State only the number of lines that contain the string "What".

* START Stored records *

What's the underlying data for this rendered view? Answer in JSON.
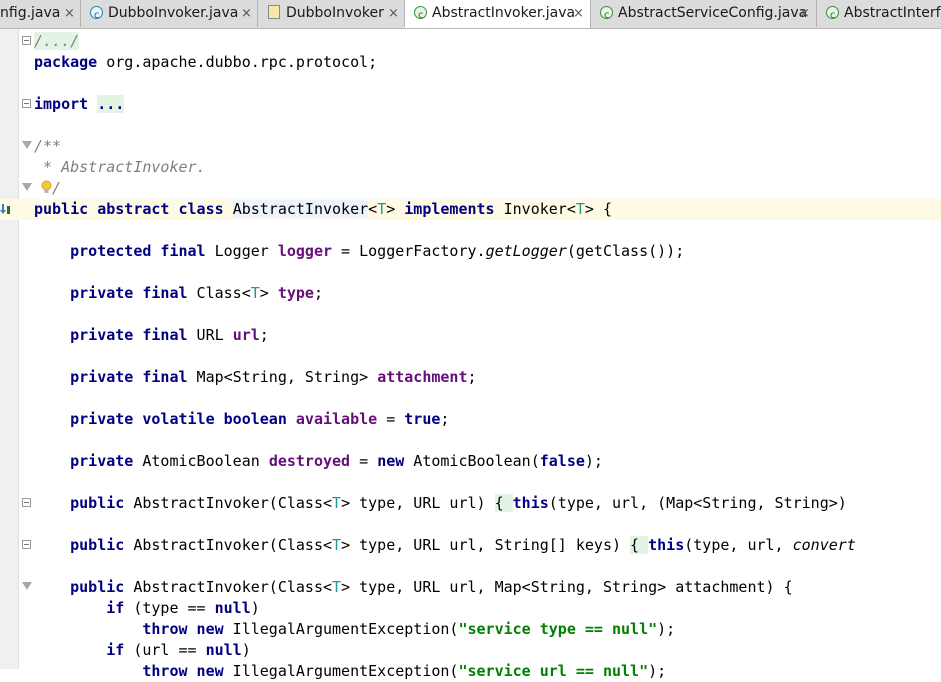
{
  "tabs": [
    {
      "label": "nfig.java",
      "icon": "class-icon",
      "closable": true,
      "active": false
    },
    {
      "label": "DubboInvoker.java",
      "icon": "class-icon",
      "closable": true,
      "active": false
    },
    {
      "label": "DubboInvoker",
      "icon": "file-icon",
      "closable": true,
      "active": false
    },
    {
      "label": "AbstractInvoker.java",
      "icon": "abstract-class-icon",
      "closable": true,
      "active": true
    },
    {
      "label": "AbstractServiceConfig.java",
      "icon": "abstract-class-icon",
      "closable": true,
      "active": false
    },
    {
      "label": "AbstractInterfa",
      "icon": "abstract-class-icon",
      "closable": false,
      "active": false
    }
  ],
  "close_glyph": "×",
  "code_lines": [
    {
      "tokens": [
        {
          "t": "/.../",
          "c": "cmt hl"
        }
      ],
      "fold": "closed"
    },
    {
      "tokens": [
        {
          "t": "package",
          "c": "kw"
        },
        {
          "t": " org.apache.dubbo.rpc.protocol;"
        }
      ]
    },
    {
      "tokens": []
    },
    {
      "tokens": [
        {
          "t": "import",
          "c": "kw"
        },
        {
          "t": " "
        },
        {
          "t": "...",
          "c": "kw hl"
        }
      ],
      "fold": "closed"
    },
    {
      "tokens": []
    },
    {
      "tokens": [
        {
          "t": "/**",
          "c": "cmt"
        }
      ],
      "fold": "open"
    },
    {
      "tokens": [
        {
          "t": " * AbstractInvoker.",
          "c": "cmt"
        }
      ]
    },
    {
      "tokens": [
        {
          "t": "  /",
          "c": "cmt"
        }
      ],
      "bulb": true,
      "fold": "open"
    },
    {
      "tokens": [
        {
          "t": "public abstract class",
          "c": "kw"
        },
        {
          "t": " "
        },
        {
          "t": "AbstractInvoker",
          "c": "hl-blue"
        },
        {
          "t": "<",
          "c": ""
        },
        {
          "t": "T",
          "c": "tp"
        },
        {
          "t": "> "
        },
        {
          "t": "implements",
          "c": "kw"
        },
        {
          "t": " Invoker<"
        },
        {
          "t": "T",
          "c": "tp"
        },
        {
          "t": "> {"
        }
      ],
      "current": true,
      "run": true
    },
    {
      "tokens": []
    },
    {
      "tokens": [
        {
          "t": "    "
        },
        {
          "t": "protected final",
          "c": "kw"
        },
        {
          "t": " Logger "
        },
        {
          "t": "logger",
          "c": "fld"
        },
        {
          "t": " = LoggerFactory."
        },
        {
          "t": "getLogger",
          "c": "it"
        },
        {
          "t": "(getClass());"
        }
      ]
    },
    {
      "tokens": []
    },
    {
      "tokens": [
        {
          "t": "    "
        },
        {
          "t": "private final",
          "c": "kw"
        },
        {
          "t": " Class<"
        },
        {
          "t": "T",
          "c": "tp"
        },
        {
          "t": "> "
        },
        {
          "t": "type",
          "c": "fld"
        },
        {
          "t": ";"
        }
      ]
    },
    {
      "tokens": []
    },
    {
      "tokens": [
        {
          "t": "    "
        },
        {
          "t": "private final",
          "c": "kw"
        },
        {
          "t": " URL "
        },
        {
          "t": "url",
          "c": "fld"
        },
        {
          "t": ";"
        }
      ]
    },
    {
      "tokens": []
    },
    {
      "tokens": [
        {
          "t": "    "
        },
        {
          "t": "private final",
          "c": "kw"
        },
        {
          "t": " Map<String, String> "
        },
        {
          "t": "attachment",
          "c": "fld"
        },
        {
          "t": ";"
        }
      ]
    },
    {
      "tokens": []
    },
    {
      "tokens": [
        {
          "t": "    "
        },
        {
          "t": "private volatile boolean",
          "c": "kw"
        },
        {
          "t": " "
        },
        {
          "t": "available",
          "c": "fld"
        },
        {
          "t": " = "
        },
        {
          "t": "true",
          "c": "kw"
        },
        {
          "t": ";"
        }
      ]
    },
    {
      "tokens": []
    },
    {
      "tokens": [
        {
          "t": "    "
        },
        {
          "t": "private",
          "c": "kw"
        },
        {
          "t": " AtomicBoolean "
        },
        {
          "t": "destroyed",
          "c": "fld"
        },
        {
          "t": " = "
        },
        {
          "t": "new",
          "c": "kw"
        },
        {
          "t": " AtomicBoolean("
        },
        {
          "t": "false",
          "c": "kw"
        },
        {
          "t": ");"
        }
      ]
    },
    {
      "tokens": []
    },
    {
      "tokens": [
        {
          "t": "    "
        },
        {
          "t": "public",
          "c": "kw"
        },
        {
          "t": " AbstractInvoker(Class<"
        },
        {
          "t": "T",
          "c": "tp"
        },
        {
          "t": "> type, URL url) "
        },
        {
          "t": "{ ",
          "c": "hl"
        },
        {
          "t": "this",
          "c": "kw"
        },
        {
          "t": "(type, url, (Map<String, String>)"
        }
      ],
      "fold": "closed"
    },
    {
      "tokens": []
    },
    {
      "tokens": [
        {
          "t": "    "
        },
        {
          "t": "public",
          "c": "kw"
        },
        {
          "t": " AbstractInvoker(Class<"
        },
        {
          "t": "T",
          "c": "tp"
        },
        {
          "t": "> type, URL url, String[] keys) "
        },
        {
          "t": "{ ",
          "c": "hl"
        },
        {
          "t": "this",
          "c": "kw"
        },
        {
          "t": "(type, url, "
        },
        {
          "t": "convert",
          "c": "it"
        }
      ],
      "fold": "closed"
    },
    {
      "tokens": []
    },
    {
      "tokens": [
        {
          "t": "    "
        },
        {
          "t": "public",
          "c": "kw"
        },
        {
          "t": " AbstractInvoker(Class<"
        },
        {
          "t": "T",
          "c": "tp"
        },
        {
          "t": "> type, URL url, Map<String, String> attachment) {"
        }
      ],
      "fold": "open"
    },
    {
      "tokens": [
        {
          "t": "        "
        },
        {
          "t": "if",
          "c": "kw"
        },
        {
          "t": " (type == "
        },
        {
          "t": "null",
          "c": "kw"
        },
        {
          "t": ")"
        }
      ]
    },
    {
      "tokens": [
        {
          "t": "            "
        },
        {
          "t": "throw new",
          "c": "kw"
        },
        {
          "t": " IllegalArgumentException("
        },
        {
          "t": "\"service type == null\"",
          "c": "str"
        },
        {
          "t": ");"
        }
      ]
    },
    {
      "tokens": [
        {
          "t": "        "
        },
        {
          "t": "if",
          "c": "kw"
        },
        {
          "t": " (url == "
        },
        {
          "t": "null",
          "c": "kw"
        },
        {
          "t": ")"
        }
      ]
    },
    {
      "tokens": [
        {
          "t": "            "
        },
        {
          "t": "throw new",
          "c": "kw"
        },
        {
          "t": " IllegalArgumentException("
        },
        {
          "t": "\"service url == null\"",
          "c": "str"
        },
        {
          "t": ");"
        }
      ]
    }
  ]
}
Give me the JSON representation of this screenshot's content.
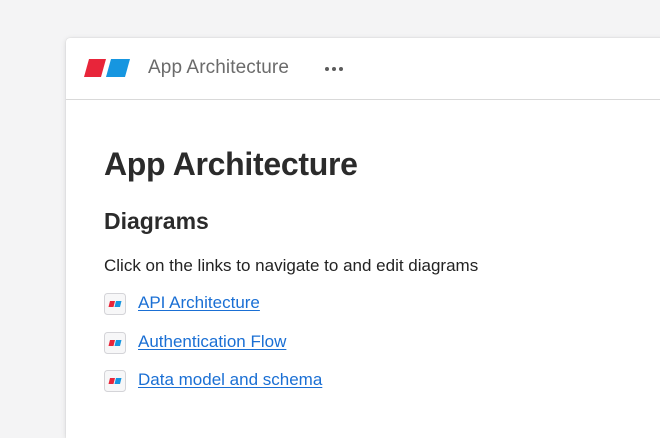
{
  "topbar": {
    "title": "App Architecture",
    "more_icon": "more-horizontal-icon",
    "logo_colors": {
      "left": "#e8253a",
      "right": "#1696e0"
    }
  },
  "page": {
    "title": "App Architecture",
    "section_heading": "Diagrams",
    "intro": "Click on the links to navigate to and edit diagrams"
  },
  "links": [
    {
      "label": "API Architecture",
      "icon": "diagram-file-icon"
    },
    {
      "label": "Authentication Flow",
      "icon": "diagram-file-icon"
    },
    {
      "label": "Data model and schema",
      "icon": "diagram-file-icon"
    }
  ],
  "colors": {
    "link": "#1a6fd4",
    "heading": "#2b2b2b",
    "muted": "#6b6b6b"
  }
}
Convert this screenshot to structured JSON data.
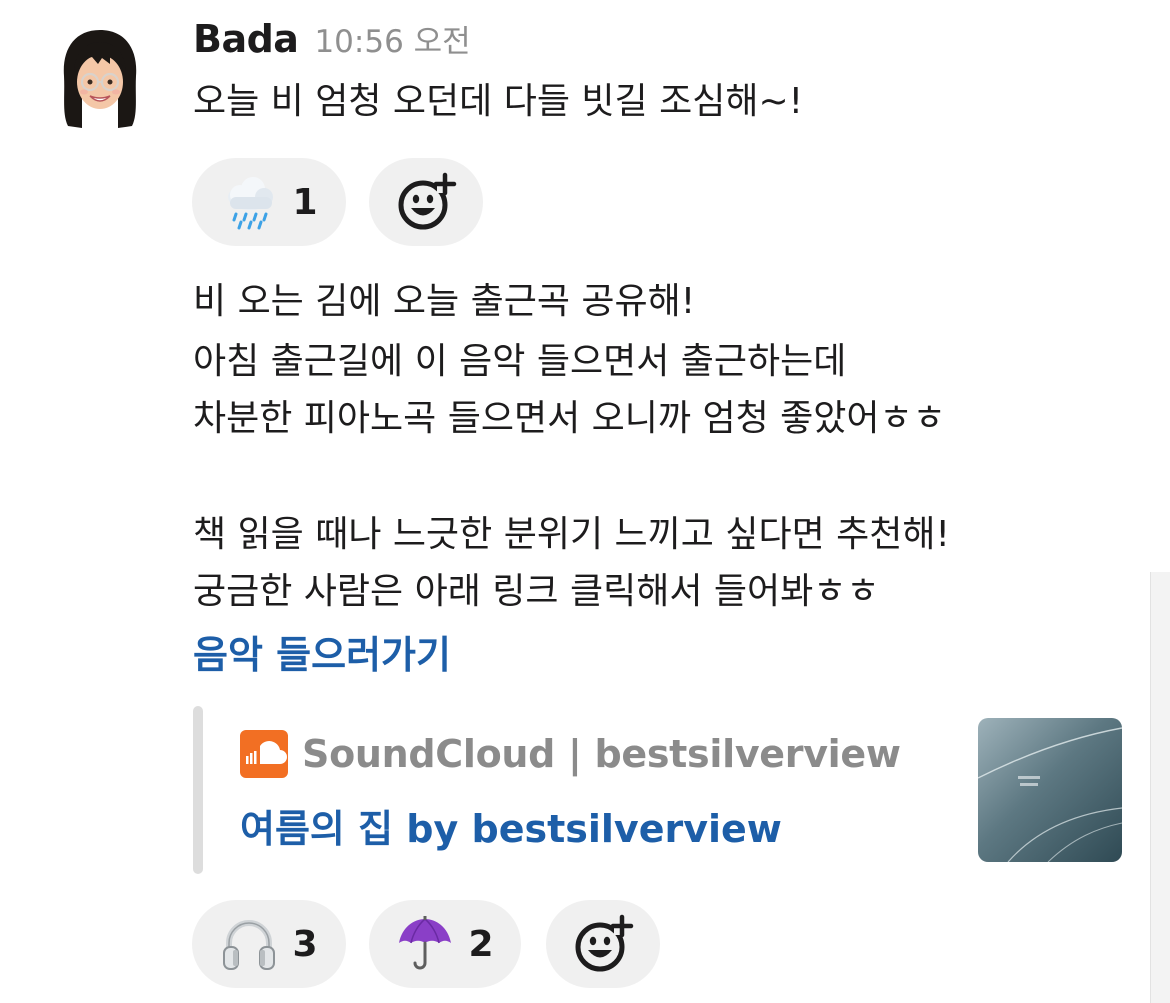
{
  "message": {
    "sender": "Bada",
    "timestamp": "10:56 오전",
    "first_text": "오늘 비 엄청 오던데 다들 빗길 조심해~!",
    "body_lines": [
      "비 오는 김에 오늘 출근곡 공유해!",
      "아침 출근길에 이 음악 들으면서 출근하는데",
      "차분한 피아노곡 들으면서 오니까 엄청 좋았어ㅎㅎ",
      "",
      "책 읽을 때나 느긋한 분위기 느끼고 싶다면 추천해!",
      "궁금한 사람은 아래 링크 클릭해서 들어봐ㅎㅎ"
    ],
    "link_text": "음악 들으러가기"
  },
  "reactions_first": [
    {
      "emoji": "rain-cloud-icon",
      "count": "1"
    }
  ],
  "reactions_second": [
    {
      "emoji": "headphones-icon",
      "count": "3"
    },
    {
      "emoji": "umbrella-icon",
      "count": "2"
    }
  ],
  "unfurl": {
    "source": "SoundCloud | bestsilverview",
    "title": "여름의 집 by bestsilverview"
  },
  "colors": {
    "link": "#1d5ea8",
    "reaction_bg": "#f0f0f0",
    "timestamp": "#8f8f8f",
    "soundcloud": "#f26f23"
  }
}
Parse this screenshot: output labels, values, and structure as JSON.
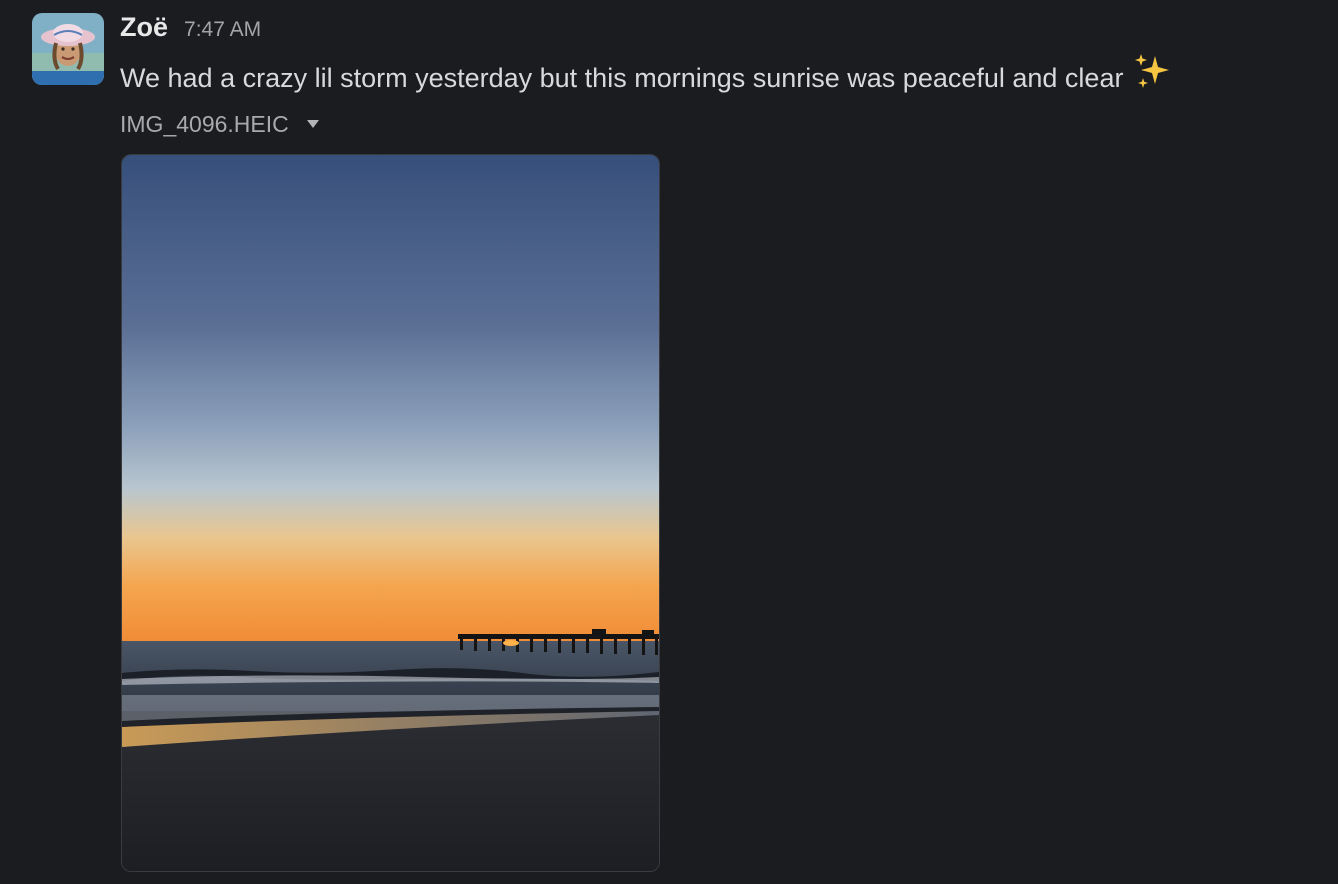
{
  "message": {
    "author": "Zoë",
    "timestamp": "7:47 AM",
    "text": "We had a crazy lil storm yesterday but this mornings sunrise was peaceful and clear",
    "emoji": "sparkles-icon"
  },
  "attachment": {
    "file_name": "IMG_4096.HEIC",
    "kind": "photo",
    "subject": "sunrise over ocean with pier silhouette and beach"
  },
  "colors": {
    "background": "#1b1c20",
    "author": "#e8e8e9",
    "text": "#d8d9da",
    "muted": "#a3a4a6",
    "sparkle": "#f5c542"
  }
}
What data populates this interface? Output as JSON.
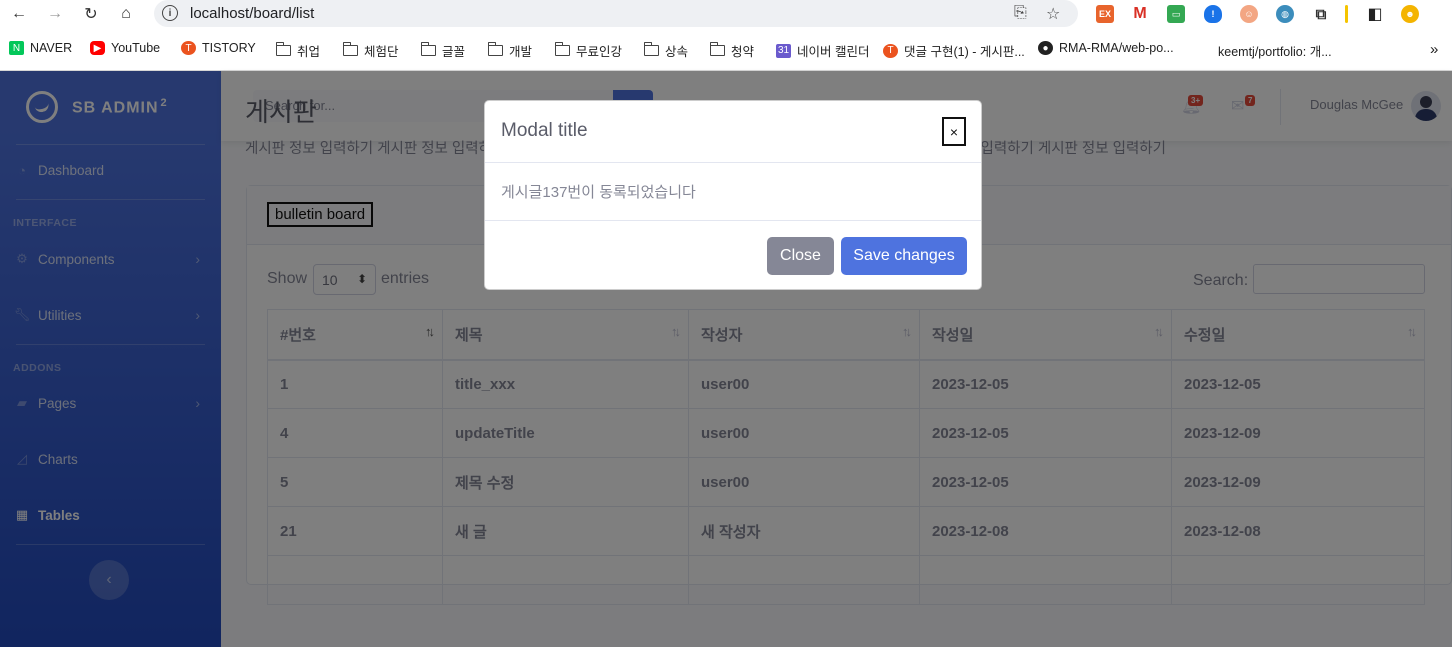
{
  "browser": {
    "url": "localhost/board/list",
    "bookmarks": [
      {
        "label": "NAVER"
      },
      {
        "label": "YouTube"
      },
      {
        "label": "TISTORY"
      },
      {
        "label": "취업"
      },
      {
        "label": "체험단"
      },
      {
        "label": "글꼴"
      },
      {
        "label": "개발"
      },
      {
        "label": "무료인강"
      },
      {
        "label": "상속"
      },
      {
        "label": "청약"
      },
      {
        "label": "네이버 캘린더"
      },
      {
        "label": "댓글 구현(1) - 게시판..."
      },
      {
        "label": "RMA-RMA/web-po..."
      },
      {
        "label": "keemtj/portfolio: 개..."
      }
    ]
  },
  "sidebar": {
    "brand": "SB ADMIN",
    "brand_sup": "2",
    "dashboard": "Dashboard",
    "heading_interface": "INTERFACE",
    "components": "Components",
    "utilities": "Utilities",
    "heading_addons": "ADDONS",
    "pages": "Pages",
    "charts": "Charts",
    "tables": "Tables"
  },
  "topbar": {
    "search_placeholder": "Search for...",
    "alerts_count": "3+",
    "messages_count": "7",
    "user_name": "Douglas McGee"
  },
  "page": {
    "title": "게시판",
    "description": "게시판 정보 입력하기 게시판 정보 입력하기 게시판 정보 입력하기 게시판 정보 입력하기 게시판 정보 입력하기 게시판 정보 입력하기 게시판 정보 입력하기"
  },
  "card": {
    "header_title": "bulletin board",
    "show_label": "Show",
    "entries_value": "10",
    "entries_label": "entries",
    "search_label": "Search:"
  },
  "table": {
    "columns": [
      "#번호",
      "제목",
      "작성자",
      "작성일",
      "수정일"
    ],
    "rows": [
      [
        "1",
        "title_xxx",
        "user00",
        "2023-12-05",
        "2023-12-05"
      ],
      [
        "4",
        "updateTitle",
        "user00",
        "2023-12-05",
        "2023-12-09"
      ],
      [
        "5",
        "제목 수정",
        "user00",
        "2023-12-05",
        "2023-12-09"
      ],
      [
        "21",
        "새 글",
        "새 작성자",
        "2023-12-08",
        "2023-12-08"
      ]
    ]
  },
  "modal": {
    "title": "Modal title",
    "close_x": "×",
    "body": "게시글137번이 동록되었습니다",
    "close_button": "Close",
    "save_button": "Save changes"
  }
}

* END Stored records *

**Output for this exercise:**
2